Schloss diersburg

Kontinuität wahren – Neues wagen

Auf dem Philippshof in Baden bewirtschaften Hans-Christoph Freiherr Roeder v. Diersburg und seine Frau Stefani mit ihrem Sohn Felix ihr Weingut „Freiherr Roeder v. Diersburg“ und bieten viele Gelegenheiten zur genüsslichen Weinverkostung.

Von Stephanie v. Selchow

Schon die Römer hatten sich diesen Platz für ihr Signalfeuer ausgesucht: Von der Ruine Diersburg aus hat man einen herrlich weiten Blick ins Land. Am Horizont kann man sogar den spitzen Turm des Straßburger Münsters im Elsass sehen. Die Ruine thront auf einem Hügel am Ende des Diersburger Tales. Dieses kleine Seitental des Schwarzwaldes wiederum liegt mitten in Baden zwischen Rheinebene und Kinzigtal. Die Burg wurde 1197 zum ersten Mal als „Stein von Tiersperc“ erwähnt, bis heute gehört die Ruine den Freiherrn Roeder v. Diersburg.

#### AUFGABENSTELLUNG:
**a.** Beantworte bitte diese Fragen zum Text über Schloss Diersburg:
(i) Auf welchem Hof wird das Weingut bewirtschaftet?
(ii) Wofür hatten die Römer den Platz der heutigen Ruine ausgesucht?
(iii) In welchem Jahr und unter welchem Namen wurde die Burg zum ersten Mal erwähnt?
**b.** Schreibe, wie der Text über Schloss Diersburg nach seinem letzten Satz weitergeht.
Die Auflistung wird dafür nicht gebraucht.

#### VORLIEGENDE DATEN:

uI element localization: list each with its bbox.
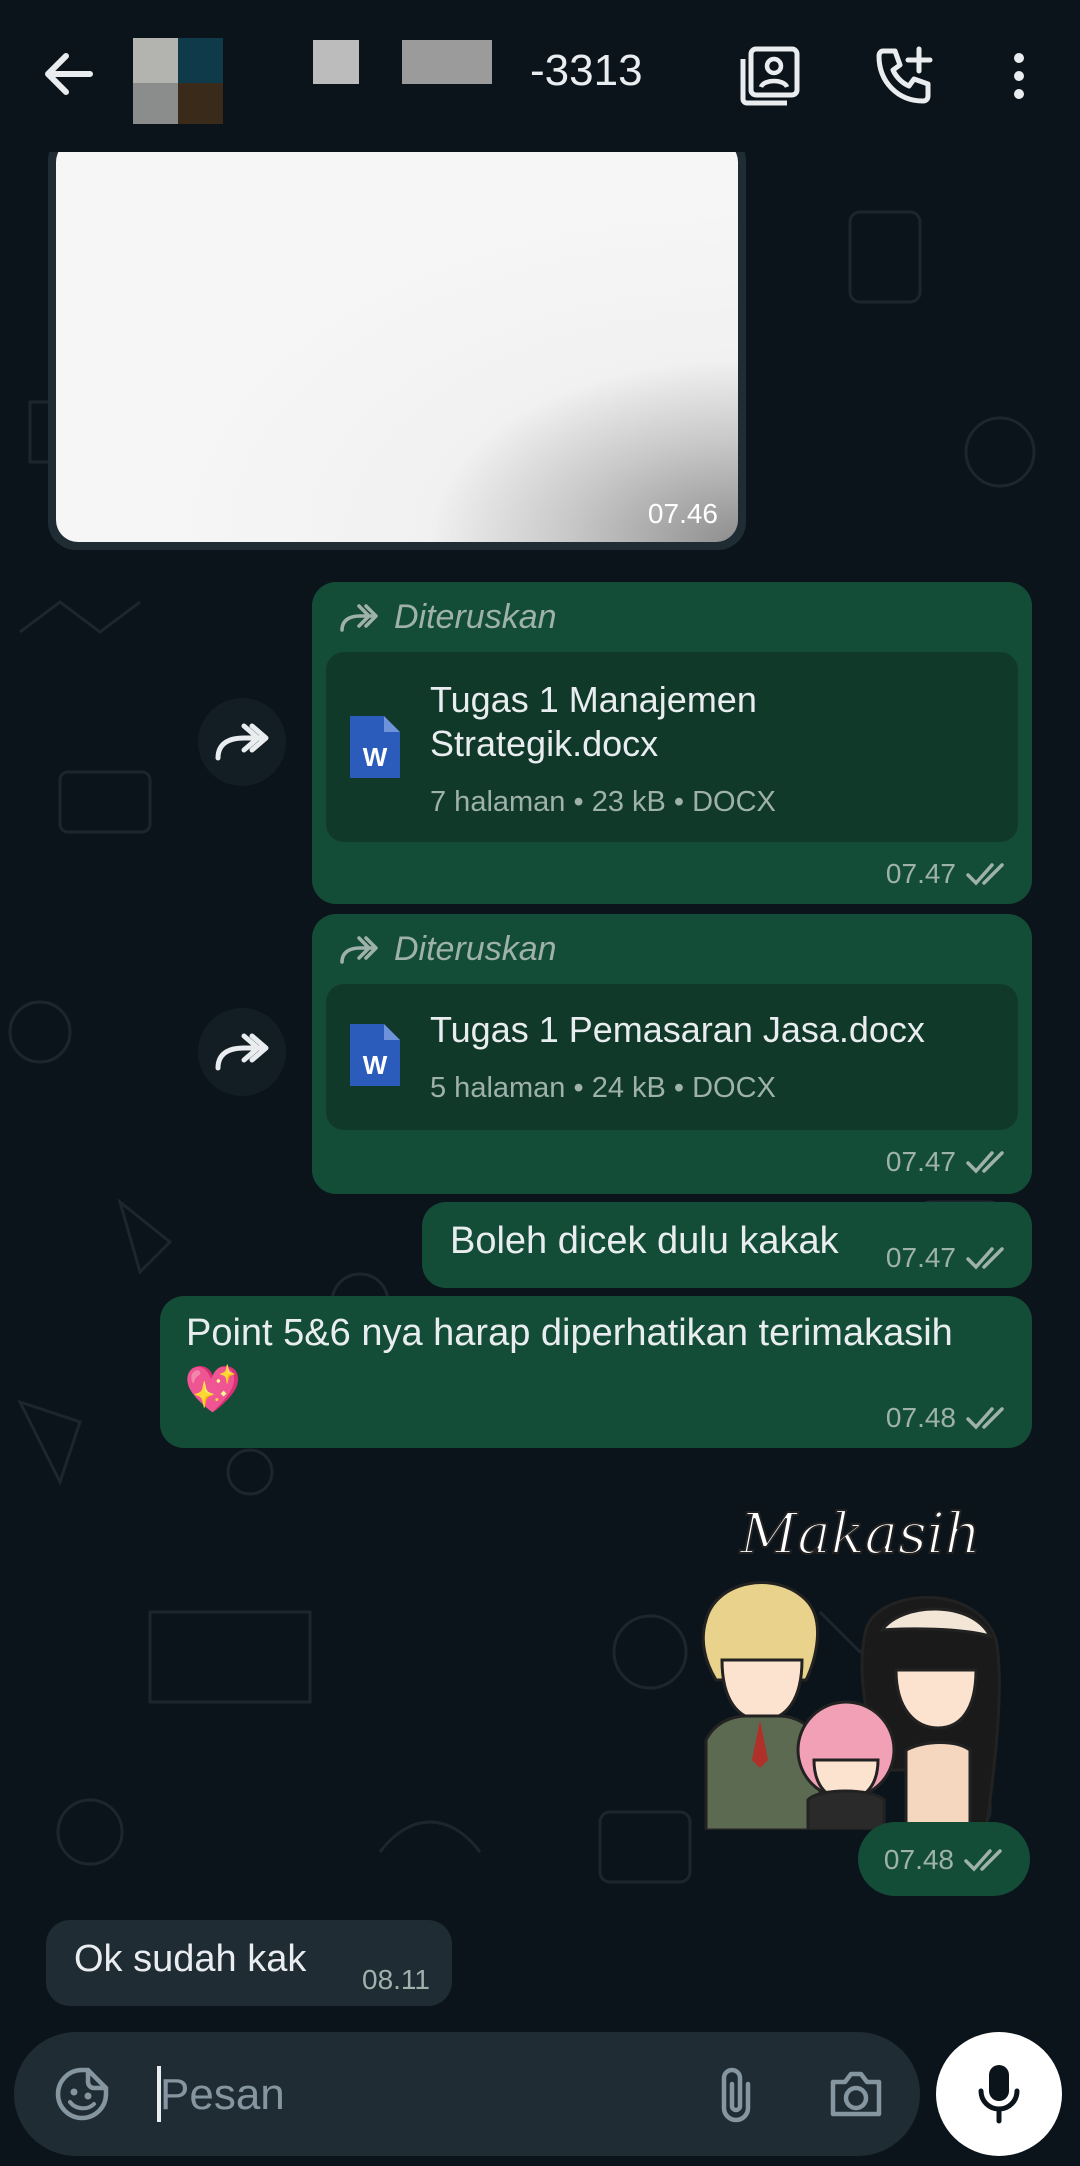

#### LÖSUNGEN:
**a.**
(i) Auf dem Philippshof in Baden.
(ii) Für ihr Signalfeuer.
(iii) 1197, als „Stein von Tiersperc“.

**b.**
Nur noch erahnen lässt sich, dass hier einst eine mittelalterliche Doppelburg stand: ein eindrucksvolles Zeugnis südwestdeutscher Baukunst, das leider im Dreißigjährigen Krieg zerstört wurde. Der damalige Burgherr, Franz Sebastian Roeder v. Diersburg, musste fliehen – nach eigener Aussage „schwer malträtiert, barfuß und im Nachthemd“. Doch schon bald konnte einer seiner Nachfahren in sein Heimattal nach Diersburg zurückkehren. Mit den herabgefallenen Steinen der Burg baute er 1659 ein Wohnhaus am Eingang des Tales und fing mit den zwölf Dörflern, die den Krieg überlebt hatten, neu an. Die nachfolgenden Generationen erweiterten das Haus nach Bedarf. Die heutige barocke Form entstand um 1750.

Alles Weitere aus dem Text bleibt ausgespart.